→ YOUR GOAL
Look for the line containing "Output the text content of this document." in the listing below. Retype that line and every subsequent line through the last one, and only those.

Dataset items
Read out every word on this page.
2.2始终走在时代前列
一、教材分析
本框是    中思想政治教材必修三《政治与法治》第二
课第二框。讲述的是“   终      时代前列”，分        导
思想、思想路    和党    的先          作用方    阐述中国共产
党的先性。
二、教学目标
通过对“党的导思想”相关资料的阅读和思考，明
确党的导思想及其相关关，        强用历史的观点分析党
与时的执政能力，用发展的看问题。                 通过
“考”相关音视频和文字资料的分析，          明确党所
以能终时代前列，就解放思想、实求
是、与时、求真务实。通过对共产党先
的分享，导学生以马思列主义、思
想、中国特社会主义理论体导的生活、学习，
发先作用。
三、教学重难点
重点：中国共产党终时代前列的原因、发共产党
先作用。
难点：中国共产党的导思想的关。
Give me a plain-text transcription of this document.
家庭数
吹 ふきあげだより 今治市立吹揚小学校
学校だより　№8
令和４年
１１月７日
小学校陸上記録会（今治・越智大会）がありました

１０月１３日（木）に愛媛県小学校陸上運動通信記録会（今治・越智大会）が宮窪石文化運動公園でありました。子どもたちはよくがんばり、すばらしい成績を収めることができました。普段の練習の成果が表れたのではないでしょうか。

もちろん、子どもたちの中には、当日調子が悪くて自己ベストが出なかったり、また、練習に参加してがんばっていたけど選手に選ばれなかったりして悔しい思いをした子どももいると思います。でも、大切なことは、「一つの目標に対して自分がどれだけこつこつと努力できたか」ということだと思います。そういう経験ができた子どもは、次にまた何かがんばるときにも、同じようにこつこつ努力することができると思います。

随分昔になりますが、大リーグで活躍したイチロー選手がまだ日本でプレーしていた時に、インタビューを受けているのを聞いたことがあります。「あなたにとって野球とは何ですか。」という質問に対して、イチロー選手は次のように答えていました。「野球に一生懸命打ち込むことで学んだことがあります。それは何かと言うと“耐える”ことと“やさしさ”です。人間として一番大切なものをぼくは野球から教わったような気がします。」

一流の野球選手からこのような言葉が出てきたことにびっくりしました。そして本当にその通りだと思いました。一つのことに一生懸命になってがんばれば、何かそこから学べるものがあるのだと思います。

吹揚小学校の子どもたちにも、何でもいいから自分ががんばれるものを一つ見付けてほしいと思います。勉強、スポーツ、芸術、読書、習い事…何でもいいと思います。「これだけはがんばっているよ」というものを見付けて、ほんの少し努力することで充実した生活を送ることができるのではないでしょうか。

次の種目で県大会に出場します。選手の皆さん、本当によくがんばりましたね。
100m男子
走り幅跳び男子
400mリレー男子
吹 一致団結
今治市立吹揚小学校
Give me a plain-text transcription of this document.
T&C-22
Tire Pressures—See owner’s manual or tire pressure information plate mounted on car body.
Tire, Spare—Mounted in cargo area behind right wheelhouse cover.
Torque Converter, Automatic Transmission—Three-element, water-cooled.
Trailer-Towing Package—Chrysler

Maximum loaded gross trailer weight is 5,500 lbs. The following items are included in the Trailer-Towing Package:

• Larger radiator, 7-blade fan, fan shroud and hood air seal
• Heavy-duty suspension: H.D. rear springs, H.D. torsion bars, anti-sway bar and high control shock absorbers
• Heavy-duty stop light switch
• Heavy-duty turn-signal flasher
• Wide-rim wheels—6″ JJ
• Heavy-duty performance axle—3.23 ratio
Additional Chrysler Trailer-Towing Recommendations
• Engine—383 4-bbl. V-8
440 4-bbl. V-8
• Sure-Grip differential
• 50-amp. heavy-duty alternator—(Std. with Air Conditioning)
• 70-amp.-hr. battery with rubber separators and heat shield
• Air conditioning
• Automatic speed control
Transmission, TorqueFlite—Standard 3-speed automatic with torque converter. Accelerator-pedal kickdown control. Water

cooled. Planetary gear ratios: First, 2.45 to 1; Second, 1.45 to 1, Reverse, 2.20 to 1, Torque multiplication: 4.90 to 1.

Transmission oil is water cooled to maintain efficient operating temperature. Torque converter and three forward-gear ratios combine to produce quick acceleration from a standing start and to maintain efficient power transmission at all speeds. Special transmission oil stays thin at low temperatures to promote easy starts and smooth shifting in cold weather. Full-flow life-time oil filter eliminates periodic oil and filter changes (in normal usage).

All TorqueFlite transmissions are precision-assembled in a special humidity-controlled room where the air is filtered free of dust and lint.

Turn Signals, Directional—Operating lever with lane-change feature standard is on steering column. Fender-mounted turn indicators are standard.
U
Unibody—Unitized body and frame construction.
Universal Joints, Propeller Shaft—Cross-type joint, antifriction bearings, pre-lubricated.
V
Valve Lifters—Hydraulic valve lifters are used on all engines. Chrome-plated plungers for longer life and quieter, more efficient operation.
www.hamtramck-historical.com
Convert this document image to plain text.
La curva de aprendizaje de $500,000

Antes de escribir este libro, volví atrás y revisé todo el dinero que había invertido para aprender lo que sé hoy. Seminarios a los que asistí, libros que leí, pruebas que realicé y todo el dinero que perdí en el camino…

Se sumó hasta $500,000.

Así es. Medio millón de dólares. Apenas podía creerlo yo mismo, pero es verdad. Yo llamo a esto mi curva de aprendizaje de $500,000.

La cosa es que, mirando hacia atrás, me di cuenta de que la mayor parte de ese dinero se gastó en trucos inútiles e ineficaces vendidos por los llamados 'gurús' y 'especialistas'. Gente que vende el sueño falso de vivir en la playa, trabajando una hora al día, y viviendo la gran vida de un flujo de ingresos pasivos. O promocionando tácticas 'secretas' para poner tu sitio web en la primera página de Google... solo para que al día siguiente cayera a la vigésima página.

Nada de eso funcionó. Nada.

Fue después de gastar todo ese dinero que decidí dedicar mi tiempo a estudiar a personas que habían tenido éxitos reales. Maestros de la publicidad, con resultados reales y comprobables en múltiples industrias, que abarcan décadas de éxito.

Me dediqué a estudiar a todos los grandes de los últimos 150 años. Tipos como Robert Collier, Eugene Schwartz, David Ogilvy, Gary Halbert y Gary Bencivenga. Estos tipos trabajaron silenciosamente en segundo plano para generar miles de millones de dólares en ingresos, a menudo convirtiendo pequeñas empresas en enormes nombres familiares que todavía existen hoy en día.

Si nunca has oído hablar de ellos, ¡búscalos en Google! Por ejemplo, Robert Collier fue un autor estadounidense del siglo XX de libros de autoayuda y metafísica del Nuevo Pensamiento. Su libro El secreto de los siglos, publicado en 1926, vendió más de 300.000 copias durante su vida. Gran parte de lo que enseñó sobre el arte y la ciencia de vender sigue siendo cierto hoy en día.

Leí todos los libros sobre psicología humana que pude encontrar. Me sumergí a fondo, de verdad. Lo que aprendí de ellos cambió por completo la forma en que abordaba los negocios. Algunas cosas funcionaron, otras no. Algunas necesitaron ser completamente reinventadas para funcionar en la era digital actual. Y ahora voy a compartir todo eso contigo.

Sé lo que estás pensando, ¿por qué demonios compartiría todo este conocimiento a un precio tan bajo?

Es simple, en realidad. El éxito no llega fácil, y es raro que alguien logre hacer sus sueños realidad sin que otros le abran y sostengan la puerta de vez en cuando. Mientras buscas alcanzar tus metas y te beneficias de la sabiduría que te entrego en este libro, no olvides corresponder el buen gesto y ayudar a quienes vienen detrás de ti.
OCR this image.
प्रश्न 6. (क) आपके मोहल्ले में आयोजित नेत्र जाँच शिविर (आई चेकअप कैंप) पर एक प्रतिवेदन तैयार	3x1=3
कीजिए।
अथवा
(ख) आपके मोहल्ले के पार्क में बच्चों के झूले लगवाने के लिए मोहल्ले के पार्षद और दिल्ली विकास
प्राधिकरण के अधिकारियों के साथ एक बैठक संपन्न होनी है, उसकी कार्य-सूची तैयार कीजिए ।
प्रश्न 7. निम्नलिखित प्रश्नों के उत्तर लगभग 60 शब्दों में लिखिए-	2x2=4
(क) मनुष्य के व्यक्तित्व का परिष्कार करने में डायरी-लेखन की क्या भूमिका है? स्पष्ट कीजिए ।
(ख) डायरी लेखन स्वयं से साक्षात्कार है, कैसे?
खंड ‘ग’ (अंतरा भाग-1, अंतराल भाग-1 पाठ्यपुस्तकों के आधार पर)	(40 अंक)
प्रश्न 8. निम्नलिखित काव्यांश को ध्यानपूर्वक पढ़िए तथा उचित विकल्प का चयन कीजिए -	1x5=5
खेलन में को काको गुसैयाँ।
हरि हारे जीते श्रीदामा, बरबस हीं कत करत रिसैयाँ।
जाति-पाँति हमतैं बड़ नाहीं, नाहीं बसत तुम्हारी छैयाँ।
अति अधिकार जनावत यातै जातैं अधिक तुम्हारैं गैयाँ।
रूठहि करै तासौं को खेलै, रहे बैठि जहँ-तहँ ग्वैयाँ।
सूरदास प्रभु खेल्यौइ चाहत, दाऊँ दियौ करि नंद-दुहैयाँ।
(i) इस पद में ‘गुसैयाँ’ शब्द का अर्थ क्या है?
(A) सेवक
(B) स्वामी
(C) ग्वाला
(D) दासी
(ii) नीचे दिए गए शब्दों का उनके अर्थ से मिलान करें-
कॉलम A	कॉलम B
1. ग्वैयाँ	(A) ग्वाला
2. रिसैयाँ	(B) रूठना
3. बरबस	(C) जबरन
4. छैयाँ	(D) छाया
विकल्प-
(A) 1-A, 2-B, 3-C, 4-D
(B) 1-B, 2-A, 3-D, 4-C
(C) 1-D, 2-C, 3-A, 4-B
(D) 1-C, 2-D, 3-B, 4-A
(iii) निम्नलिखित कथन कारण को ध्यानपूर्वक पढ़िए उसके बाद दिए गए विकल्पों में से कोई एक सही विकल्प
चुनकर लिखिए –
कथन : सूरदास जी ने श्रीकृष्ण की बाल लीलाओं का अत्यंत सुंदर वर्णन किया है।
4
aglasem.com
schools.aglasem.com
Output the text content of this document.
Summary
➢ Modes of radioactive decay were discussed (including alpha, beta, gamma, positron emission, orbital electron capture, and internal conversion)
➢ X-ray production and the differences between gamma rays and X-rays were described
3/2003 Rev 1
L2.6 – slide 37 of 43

→ OUTPUT OF THE TASK
Output the text content of this document.
Summary
➢ Modes of radioactive decay were discussed (including alpha, beta, gamma, positron emission, orbital electron capture, and internal conversion)
➢ X-ray production and the differences between gamma rays and X-rays were described
3/2003 Rev 1
L2.6 – slide 37 of 43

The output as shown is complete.